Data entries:
---*---
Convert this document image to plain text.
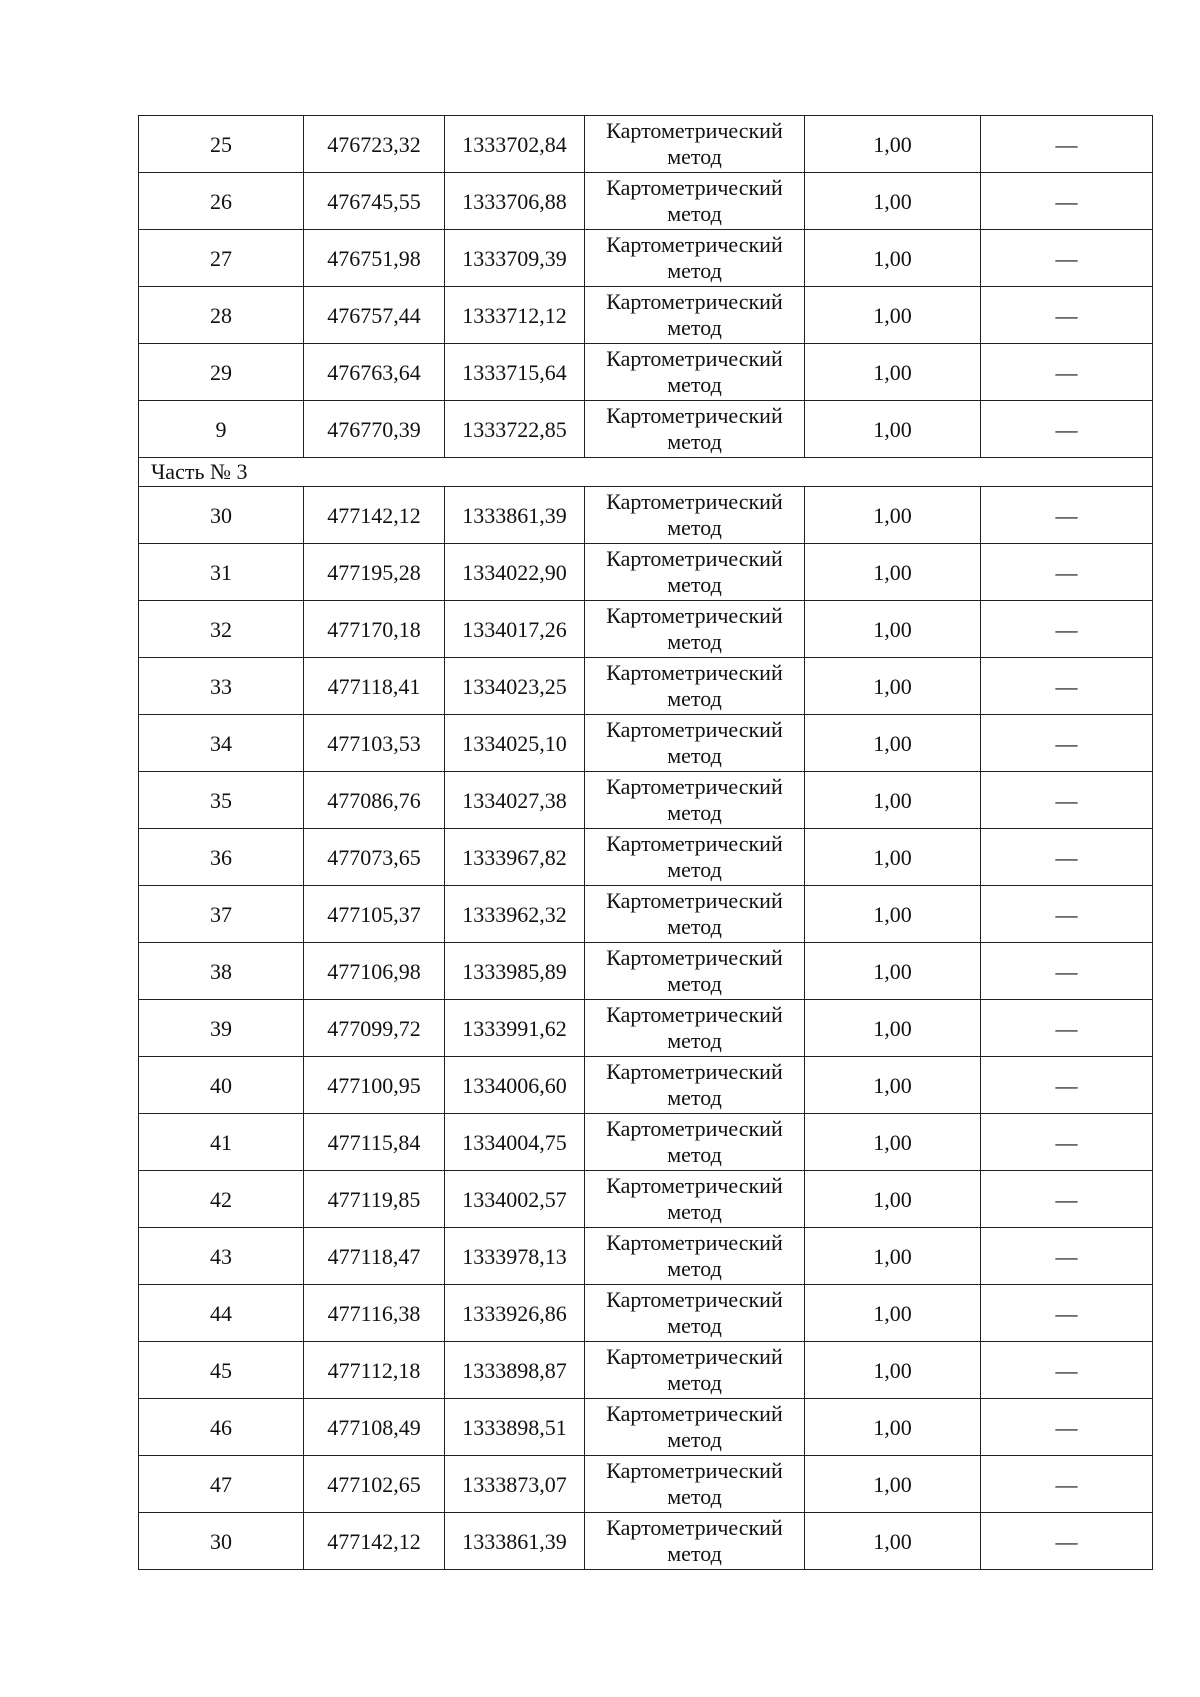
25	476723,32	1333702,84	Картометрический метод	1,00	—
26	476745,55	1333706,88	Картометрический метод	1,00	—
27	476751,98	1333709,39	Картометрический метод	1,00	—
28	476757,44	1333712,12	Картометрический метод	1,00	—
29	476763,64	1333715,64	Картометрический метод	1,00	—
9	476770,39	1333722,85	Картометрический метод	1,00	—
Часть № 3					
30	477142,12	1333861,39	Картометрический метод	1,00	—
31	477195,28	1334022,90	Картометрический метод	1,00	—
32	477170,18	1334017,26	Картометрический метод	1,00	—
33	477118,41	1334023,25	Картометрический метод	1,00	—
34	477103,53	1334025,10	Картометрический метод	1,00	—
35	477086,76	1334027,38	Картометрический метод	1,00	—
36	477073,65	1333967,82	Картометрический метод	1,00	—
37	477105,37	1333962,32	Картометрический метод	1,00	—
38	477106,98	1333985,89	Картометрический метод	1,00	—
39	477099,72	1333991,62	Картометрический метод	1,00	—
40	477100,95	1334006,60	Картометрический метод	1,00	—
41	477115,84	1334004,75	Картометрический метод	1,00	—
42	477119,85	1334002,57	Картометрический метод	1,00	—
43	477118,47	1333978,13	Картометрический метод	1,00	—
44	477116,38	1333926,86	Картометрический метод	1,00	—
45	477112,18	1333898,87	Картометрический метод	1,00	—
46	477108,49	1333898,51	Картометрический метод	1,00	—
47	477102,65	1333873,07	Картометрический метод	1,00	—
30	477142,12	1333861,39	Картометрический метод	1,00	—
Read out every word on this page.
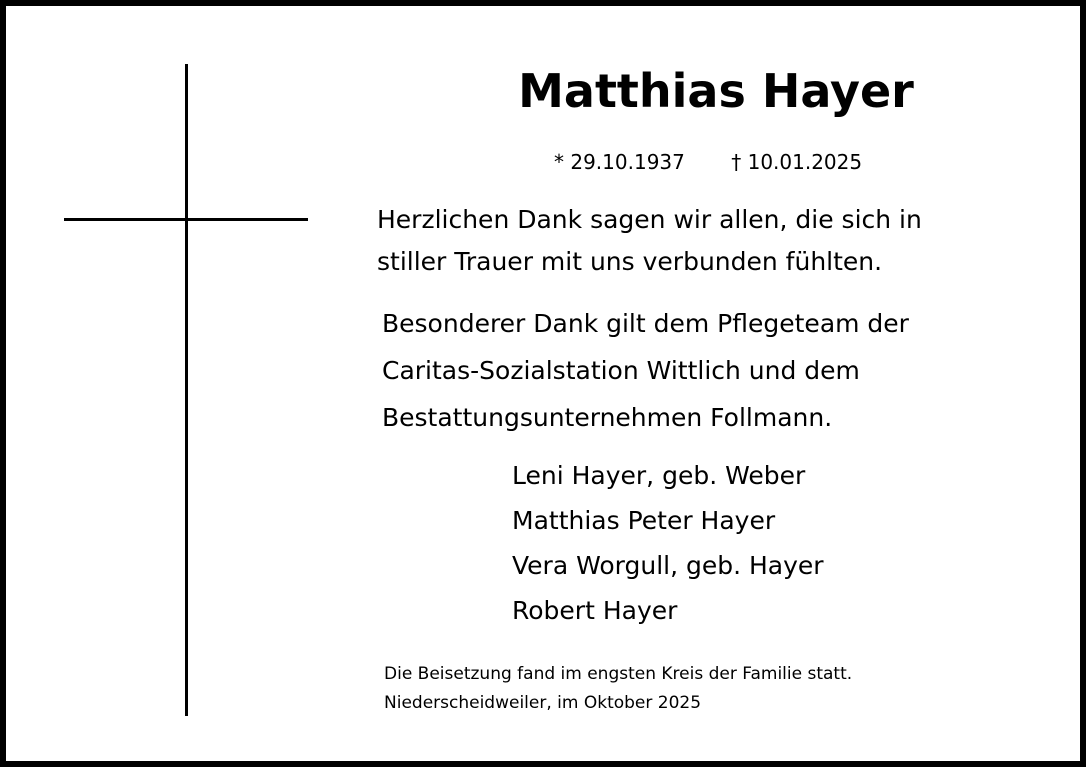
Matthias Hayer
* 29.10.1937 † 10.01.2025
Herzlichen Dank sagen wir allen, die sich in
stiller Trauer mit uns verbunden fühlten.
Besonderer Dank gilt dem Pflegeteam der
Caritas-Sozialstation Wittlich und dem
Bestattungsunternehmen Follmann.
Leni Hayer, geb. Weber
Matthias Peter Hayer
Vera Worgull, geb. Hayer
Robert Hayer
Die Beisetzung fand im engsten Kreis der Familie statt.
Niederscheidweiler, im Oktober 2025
---*---
:: THE REQUEST ::
Pick up at the line that holds "Read out every word on this page." and restate each line, word for word, through the last line of the entries. Include both end lines but none of the pictures.

:: RESULT OF THE TASK ::
Read out every word on this page.
Matthias Hayer
* 29.10.1937 † 10.01.2025
Herzlichen Dank sagen wir allen, die sich in
stiller Trauer mit uns verbunden fühlten.
Besonderer Dank gilt dem Pflegeteam der
Caritas-Sozialstation Wittlich und dem
Bestattungsunternehmen Follmann.
Leni Hayer, geb. Weber
Matthias Peter Hayer
Vera Worgull, geb. Hayer
Robert Hayer
Die Beisetzung fand im engsten Kreis der Familie statt.
Niederscheidweiler, im Oktober 2025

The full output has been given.